--- Exercise ---
The complete listing should be restated exactly.

Data records:

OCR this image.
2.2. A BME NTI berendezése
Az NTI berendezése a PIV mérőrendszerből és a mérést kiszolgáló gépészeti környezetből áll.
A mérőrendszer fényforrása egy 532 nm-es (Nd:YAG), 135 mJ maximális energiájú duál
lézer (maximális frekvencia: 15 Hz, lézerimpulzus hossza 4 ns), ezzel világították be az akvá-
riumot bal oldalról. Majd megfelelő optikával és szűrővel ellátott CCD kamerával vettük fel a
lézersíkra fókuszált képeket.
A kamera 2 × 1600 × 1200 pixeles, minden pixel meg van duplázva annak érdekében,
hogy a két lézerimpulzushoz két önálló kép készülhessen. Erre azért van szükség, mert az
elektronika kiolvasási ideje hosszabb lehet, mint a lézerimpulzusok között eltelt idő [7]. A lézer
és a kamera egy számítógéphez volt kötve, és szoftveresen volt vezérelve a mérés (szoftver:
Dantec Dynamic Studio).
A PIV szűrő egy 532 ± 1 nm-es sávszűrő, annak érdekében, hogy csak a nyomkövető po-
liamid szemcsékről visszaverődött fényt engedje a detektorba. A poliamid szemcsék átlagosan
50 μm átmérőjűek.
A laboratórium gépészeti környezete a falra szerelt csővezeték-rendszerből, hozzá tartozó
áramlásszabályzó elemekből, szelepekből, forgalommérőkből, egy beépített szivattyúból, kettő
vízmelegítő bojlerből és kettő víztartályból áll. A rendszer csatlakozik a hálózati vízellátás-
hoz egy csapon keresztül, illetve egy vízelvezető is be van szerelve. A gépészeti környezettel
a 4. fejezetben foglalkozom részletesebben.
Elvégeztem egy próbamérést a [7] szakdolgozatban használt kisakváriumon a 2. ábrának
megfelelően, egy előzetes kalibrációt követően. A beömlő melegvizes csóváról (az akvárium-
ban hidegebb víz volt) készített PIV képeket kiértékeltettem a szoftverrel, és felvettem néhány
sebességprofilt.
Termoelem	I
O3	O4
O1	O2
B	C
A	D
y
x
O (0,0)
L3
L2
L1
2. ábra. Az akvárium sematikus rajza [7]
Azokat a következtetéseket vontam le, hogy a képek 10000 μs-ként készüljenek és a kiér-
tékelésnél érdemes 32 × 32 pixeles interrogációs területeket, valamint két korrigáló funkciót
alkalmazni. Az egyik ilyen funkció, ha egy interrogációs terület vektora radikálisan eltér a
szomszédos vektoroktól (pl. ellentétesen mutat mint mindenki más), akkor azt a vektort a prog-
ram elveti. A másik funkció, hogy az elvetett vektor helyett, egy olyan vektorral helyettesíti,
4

--- Full answer ---
OCR this image.
2.2. A BME NTI berendezése
Az NTI berendezése a PIV mérőrendszerből és a mérést kiszolgáló gépészeti környezetből áll.
A mérőrendszer fényforrása egy 532 nm-es (Nd:YAG), 135 mJ maximális energiájú duál
lézer (maximális frekvencia: 15 Hz, lézerimpulzus hossza 4 ns), ezzel világították be az akvá-
riumot bal oldalról. Majd megfelelő optikával és szűrővel ellátott CCD kamerával vettük fel a
lézersíkra fókuszált képeket.
A kamera 2 × 1600 × 1200 pixeles, minden pixel meg van duplázva annak érdekében,
hogy a két lézerimpulzushoz két önálló kép készülhessen. Erre azért van szükség, mert az
elektronika kiolvasási ideje hosszabb lehet, mint a lézerimpulzusok között eltelt idő [7]. A lézer
és a kamera egy számítógéphez volt kötve, és szoftveresen volt vezérelve a mérés (szoftver:
Dantec Dynamic Studio).
A PIV szűrő egy 532 ± 1 nm-es sávszűrő, annak érdekében, hogy csak a nyomkövető po-
liamid szemcsékről visszaverődött fényt engedje a detektorba. A poliamid szemcsék átlagosan
50 μm átmérőjűek.
A laboratórium gépészeti környezete a falra szerelt csővezeték-rendszerből, hozzá tartozó
áramlásszabályzó elemekből, szelepekből, forgalommérőkből, egy beépített szivattyúból, kettő
vízmelegítő bojlerből és kettő víztartályból áll. A rendszer csatlakozik a hálózati vízellátás-
hoz egy csapon keresztül, illetve egy vízelvezető is be van szerelve. A gépészeti környezettel
a 4. fejezetben foglalkozom részletesebben.
Elvégeztem egy próbamérést a [7] szakdolgozatban használt kisakváriumon a 2. ábrának
megfelelően, egy előzetes kalibrációt követően. A beömlő melegvizes csóváról (az akvárium-
ban hidegebb víz volt) készített PIV képeket kiértékeltettem a szoftverrel, és felvettem néhány
sebességprofilt.
Termoelem	I
O3	O4
O1	O2
B	C
A	D
y
x
O (0,0)
L3
L2
L1
2. ábra. Az akvárium sematikus rajza [7]
Azokat a következtetéseket vontam le, hogy a képek 10000 μs-ként készüljenek és a kiér-
tékelésnél érdemes 32 × 32 pixeles interrogációs területeket, valamint két korrigáló funkciót
alkalmazni. Az egyik ilyen funkció, ha egy interrogációs terület vektora radikálisan eltér a
szomszédos vektoroktól (pl. ellentétesen mutat mint mindenki más), akkor azt a vektort a prog-
ram elveti. A másik funkció, hogy az elvetett vektor helyett, egy olyan vektorral helyettesíti,
4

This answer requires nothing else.